_Job_: Filter the listing below, copying every line in which the word "JSON" appears.

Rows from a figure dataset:
^^^^^^^^^^^^^^^^

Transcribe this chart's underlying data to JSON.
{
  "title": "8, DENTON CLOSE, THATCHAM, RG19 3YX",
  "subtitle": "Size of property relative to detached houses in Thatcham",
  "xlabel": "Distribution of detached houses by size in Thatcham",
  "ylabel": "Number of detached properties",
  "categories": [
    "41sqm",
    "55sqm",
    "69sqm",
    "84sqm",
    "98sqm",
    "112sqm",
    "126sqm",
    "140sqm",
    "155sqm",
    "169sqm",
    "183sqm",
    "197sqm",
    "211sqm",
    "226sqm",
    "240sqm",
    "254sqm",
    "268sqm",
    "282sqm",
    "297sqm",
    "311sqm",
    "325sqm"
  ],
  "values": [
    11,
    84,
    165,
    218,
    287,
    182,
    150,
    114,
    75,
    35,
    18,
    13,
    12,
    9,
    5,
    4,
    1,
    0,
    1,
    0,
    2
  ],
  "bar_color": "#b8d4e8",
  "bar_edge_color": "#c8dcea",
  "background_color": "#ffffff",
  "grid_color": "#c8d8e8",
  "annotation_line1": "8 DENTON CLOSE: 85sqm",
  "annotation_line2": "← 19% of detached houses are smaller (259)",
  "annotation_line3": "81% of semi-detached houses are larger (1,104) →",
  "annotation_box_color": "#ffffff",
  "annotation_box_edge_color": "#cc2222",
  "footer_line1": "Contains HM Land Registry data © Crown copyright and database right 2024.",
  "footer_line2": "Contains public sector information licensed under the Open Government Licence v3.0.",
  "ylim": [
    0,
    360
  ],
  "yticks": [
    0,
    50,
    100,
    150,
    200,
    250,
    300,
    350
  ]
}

^^^^^^^^^^^^^^^^

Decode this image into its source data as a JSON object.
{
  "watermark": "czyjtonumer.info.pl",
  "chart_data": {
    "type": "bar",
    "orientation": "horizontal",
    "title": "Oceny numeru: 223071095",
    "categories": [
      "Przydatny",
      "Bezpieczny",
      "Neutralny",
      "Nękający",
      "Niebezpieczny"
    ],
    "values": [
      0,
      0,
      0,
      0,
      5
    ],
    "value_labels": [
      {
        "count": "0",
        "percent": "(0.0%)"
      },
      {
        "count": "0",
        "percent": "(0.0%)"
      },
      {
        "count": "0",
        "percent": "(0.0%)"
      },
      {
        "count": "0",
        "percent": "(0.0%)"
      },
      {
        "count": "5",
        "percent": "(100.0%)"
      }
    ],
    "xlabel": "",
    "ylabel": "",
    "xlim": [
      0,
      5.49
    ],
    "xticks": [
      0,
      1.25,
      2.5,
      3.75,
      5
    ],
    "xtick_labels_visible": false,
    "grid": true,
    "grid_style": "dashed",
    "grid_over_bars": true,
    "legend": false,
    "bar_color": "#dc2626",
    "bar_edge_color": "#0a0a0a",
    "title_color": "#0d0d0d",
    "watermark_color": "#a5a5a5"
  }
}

^^^^^^^^^^^^^^^^

_Solution to this exercise_:
Transcribe this chart's underlying data to JSON.
Decode this image into its source data as a JSON object.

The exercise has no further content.